* **Your instructions**
Copy the data precisely, keeping every character.

* **Record list**
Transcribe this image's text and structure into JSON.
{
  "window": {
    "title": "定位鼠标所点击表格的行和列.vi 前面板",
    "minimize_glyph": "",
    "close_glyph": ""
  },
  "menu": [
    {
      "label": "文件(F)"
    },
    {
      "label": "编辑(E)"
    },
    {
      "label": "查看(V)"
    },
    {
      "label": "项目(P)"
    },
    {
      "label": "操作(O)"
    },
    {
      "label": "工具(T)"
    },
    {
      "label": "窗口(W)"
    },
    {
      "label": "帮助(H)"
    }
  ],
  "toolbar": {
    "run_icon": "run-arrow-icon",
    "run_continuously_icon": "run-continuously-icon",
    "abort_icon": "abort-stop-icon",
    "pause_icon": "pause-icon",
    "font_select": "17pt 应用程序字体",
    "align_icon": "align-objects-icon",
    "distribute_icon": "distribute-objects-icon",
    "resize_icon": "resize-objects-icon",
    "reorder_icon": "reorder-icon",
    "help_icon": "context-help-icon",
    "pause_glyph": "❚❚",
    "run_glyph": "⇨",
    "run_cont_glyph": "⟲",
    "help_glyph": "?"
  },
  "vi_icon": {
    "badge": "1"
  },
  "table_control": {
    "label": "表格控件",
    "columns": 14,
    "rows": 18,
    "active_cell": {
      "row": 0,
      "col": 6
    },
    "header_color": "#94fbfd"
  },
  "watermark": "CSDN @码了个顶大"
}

* **Written answer**
Transcribe this image's text and structure into JSON.
{
  "window": {
    "title": "定位鼠标所点击表格的行和列.vi 前面板",
    "minimize_glyph": "",
    "close_glyph": ""
  },
  "menu": [
    {
      "label": "文件(F)"
    },
    {
      "label": "编辑(E)"
    },
    {
      "label": "查看(V)"
    },
    {
      "label": "项目(P)"
    },
    {
      "label": "操作(O)"
    },
    {
      "label": "工具(T)"
    },
    {
      "label": "窗口(W)"
    },
    {
      "label": "帮助(H)"
    }
  ],
  "toolbar": {
    "run_icon": "run-arrow-icon",
    "run_continuously_icon": "run-continuously-icon",
    "abort_icon": "abort-stop-icon",
    "pause_icon": "pause-icon",
    "font_select": "17pt 应用程序字体",
    "align_icon": "align-objects-icon",
    "distribute_icon": "distribute-objects-icon",
    "resize_icon": "resize-objects-icon",
    "reorder_icon": "reorder-icon",
    "help_icon": "context-help-icon",
    "pause_glyph": "❚❚",
    "run_glyph": "⇨",
    "run_cont_glyph": "⟲",
    "help_glyph": "?"
  },
  "vi_icon": {
    "badge": "1"
  },
  "table_control": {
    "label": "表格控件",
    "columns": 14,
    "rows": 18,
    "active_cell": {
      "row": 0,
      "col": 6
    },
    "header_color": "#94fbfd"
  },
  "watermark": "CSDN @码了个顶大"
}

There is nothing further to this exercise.